• Work instructions
Extract all of the entries and set them down verbatim.

** BEGIN Input rows **

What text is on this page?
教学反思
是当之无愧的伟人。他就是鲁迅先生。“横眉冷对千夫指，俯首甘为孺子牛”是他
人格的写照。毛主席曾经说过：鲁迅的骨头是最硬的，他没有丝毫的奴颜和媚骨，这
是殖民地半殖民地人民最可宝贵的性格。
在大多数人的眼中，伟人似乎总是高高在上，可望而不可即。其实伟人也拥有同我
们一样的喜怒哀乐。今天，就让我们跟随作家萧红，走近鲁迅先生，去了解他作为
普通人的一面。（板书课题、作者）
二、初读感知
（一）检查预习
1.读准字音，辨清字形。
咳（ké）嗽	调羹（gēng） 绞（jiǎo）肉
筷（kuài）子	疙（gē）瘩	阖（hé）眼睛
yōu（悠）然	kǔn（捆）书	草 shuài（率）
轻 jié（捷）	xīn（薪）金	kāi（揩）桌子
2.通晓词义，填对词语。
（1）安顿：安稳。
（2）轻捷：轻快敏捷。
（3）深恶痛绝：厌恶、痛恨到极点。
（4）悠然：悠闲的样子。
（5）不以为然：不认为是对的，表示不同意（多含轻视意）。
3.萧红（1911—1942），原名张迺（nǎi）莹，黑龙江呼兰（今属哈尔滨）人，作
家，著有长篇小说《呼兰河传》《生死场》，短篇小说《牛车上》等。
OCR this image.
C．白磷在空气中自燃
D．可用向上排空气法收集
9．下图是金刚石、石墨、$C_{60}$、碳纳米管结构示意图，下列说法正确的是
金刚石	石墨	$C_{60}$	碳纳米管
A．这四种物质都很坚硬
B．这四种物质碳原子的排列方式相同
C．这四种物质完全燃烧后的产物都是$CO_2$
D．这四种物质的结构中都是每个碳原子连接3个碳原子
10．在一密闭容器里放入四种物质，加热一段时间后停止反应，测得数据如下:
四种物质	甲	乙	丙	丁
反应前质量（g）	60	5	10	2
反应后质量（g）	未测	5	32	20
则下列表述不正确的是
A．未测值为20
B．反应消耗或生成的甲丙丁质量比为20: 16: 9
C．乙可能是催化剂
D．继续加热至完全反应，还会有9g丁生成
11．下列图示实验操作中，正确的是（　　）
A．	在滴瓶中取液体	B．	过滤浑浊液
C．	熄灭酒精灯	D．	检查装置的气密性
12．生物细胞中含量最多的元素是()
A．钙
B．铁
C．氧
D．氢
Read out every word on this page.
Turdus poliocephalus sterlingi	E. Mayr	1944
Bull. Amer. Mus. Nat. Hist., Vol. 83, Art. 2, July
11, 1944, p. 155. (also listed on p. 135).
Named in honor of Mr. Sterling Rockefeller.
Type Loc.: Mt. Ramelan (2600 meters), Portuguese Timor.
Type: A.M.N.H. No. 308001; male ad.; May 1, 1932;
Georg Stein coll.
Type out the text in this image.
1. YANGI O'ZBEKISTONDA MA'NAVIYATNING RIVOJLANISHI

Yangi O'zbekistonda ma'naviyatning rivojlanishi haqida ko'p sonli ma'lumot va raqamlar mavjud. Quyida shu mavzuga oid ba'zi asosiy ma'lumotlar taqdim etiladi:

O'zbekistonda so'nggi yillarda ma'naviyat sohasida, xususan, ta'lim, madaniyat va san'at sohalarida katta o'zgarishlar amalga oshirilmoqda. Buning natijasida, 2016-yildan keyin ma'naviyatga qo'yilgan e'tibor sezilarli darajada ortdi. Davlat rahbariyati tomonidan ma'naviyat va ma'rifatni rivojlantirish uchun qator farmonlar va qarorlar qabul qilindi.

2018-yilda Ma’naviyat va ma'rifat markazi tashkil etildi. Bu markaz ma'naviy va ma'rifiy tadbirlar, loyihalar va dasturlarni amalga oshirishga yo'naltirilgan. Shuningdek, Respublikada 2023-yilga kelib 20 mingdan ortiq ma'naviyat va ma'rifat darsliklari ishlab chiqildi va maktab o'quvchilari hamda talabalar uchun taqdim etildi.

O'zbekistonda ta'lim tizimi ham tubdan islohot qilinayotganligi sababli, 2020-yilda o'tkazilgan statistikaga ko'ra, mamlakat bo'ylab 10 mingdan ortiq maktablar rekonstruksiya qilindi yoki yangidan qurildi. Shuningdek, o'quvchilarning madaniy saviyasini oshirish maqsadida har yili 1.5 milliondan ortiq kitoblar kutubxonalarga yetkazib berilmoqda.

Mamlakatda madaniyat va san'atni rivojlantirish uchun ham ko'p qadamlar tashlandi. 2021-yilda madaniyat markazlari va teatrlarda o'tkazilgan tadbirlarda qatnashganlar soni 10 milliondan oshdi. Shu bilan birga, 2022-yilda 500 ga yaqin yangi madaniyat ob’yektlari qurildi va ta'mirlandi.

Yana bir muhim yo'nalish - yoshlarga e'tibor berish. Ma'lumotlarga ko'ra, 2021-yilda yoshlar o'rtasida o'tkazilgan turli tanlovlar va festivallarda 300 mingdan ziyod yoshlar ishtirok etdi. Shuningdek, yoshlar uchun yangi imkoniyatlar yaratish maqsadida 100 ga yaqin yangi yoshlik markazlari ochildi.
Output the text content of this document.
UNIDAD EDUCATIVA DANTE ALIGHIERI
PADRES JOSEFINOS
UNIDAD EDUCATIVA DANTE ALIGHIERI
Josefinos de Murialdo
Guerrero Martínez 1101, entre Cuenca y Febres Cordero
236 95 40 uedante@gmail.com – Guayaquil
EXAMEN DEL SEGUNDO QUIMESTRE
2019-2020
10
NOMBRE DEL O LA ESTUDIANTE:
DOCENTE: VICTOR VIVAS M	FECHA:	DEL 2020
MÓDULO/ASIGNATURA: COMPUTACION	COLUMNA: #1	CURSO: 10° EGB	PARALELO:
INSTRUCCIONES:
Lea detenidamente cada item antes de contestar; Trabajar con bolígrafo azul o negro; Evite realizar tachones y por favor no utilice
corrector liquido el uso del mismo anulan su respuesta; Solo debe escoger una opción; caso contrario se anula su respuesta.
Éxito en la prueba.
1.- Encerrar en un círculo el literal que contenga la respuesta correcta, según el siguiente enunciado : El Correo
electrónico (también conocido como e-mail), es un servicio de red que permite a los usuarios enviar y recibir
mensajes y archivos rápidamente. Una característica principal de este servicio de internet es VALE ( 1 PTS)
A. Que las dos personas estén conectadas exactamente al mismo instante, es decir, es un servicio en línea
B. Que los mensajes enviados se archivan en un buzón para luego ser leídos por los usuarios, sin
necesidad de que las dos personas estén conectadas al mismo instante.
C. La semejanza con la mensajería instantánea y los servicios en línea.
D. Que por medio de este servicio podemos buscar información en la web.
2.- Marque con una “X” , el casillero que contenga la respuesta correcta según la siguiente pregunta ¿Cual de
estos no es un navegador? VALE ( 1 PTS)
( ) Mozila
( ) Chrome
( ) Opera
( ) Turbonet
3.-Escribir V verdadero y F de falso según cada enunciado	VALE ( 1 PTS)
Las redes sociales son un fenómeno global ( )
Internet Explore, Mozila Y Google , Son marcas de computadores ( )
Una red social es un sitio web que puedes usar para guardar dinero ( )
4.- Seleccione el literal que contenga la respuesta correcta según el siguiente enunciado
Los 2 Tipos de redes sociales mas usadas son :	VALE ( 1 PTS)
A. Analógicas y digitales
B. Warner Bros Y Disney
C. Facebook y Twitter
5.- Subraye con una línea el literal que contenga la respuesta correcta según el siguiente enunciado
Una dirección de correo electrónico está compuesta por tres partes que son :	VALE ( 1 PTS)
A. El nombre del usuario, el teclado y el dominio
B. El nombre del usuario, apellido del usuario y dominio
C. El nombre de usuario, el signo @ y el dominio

** END Input rows **

• Answer in full
What text is on this page?
教学反思
是当之无愧的伟人。他就是鲁迅先生。“横眉冷对千夫指，俯首甘为孺子牛”是他
人格的写照。毛主席曾经说过：鲁迅的骨头是最硬的，他没有丝毫的奴颜和媚骨，这
是殖民地半殖民地人民最可宝贵的性格。
在大多数人的眼中，伟人似乎总是高高在上，可望而不可即。其实伟人也拥有同我
们一样的喜怒哀乐。今天，就让我们跟随作家萧红，走近鲁迅先生，去了解他作为
普通人的一面。（板书课题、作者）
二、初读感知
（一）检查预习
1.读准字音，辨清字形。
咳（ké）嗽	调羹（gēng） 绞（jiǎo）肉
筷（kuài）子	疙（gē）瘩	阖（hé）眼睛
yōu（悠）然	kǔn（捆）书	草 shuài（率）
轻 jié（捷）	xīn（薪）金	kāi（揩）桌子
2.通晓词义，填对词语。
（1）安顿：安稳。
（2）轻捷：轻快敏捷。
（3）深恶痛绝：厌恶、痛恨到极点。
（4）悠然：悠闲的样子。
（5）不以为然：不认为是对的，表示不同意（多含轻视意）。
3.萧红（1911—1942），原名张迺（nǎi）莹，黑龙江呼兰（今属哈尔滨）人，作
家，著有长篇小说《呼兰河传》《生死场》，短篇小说《牛车上》等。
OCR this image.
C．白磷在空气中自燃
D．可用向上排空气法收集
9．下图是金刚石、石墨、$C_{60}$、碳纳米管结构示意图，下列说法正确的是
金刚石	石墨	$C_{60}$	碳纳米管
A．这四种物质都很坚硬
B．这四种物质碳原子的排列方式相同
C．这四种物质完全燃烧后的产物都是$CO_2$
D．这四种物质的结构中都是每个碳原子连接3个碳原子
10．在一密闭容器里放入四种物质，加热一段时间后停止反应，测得数据如下:
四种物质	甲	乙	丙	丁
反应前质量（g）	60	5	10	2
反应后质量（g）	未测	5	32	20
则下列表述不正确的是
A．未测值为20
B．反应消耗或生成的甲丙丁质量比为20: 16: 9
C．乙可能是催化剂
D．继续加热至完全反应，还会有9g丁生成
11．下列图示实验操作中，正确的是（　　）
A．	在滴瓶中取液体	B．	过滤浑浊液
C．	熄灭酒精灯	D．	检查装置的气密性
12．生物细胞中含量最多的元素是()
A．钙
B．铁
C．氧
D．氢
Read out every word on this page.
Turdus poliocephalus sterlingi	E. Mayr	1944
Bull. Amer. Mus. Nat. Hist., Vol. 83, Art. 2, July
11, 1944, p. 155. (also listed on p. 135).
Named in honor of Mr. Sterling Rockefeller.
Type Loc.: Mt. Ramelan (2600 meters), Portuguese Timor.
Type: A.M.N.H. No. 308001; male ad.; May 1, 1932;
Georg Stein coll.
Type out the text in this image.
1. YANGI O'ZBEKISTONDA MA'NAVIYATNING RIVOJLANISHI

Yangi O'zbekistonda ma'naviyatning rivojlanishi haqida ko'p sonli ma'lumot va raqamlar mavjud. Quyida shu mavzuga oid ba'zi asosiy ma'lumotlar taqdim etiladi:

O'zbekistonda so'nggi yillarda ma'naviyat sohasida, xususan, ta'lim, madaniyat va san'at sohalarida katta o'zgarishlar amalga oshirilmoqda. Buning natijasida, 2016-yildan keyin ma'naviyatga qo'yilgan e'tibor sezilarli darajada ortdi. Davlat rahbariyati tomonidan ma'naviyat va ma'rifatni rivojlantirish uchun qator farmonlar va qarorlar qabul qilindi.

2018-yilda Ma’naviyat va ma'rifat markazi tashkil etildi. Bu markaz ma'naviy va ma'rifiy tadbirlar, loyihalar va dasturlarni amalga oshirishga yo'naltirilgan. Shuningdek, Respublikada 2023-yilga kelib 20 mingdan ortiq ma'naviyat va ma'rifat darsliklari ishlab chiqildi va maktab o'quvchilari hamda talabalar uchun taqdim etildi.

O'zbekistonda ta'lim tizimi ham tubdan islohot qilinayotganligi sababli, 2020-yilda o'tkazilgan statistikaga ko'ra, mamlakat bo'ylab 10 mingdan ortiq maktablar rekonstruksiya qilindi yoki yangidan qurildi. Shuningdek, o'quvchilarning madaniy saviyasini oshirish maqsadida har yili 1.5 milliondan ortiq kitoblar kutubxonalarga yetkazib berilmoqda.

Mamlakatda madaniyat va san'atni rivojlantirish uchun ham ko'p qadamlar tashlandi. 2021-yilda madaniyat markazlari va teatrlarda o'tkazilgan tadbirlarda qatnashganlar soni 10 milliondan oshdi. Shu bilan birga, 2022-yilda 500 ga yaqin yangi madaniyat ob’yektlari qurildi va ta'mirlandi.

Yana bir muhim yo'nalish - yoshlarga e'tibor berish. Ma'lumotlarga ko'ra, 2021-yilda yoshlar o'rtasida o'tkazilgan turli tanlovlar va festivallarda 300 mingdan ziyod yoshlar ishtirok etdi. Shuningdek, yoshlar uchun yangi imkoniyatlar yaratish maqsadida 100 ga yaqin yangi yoshlik markazlari ochildi.
Output the text content of this document.
UNIDAD EDUCATIVA DANTE ALIGHIERI
PADRES JOSEFINOS
UNIDAD EDUCATIVA DANTE ALIGHIERI
Josefinos de Murialdo
Guerrero Martínez 1101, entre Cuenca y Febres Cordero
236 95 40 uedante@gmail.com – Guayaquil
EXAMEN DEL SEGUNDO QUIMESTRE
2019-2020
10
NOMBRE DEL O LA ESTUDIANTE:
DOCENTE: VICTOR VIVAS M	FECHA:	DEL 2020
MÓDULO/ASIGNATURA: COMPUTACION	COLUMNA: #1	CURSO: 10° EGB	PARALELO:
INSTRUCCIONES:
Lea detenidamente cada item antes de contestar; Trabajar con bolígrafo azul o negro; Evite realizar tachones y por favor no utilice
corrector liquido el uso del mismo anulan su respuesta; Solo debe escoger una opción; caso contrario se anula su respuesta.
Éxito en la prueba.
1.- Encerrar en un círculo el literal que contenga la respuesta correcta, según el siguiente enunciado : El Correo
electrónico (también conocido como e-mail), es un servicio de red que permite a los usuarios enviar y recibir
mensajes y archivos rápidamente. Una característica principal de este servicio de internet es VALE ( 1 PTS)
A. Que las dos personas estén conectadas exactamente al mismo instante, es decir, es un servicio en línea
B. Que los mensajes enviados se archivan en un buzón para luego ser leídos por los usuarios, sin
necesidad de que las dos personas estén conectadas al mismo instante.
C. La semejanza con la mensajería instantánea y los servicios en línea.
D. Que por medio de este servicio podemos buscar información en la web.
2.- Marque con una “X” , el casillero que contenga la respuesta correcta según la siguiente pregunta ¿Cual de
estos no es un navegador? VALE ( 1 PTS)
( ) Mozila
( ) Chrome
( ) Opera
( ) Turbonet
3.-Escribir V verdadero y F de falso según cada enunciado	VALE ( 1 PTS)
Las redes sociales son un fenómeno global ( )
Internet Explore, Mozila Y Google , Son marcas de computadores ( )
Una red social es un sitio web que puedes usar para guardar dinero ( )
4.- Seleccione el literal que contenga la respuesta correcta según el siguiente enunciado
Los 2 Tipos de redes sociales mas usadas son :	VALE ( 1 PTS)
A. Analógicas y digitales
B. Warner Bros Y Disney
C. Facebook y Twitter
5.- Subraye con una línea el literal que contenga la respuesta correcta según el siguiente enunciado
Una dirección de correo electrónico está compuesta por tres partes que son :	VALE ( 1 PTS)
A. El nombre del usuario, el teclado y el dominio
B. El nombre del usuario, apellido del usuario y dominio
C. El nombre de usuario, el signo @ y el dominio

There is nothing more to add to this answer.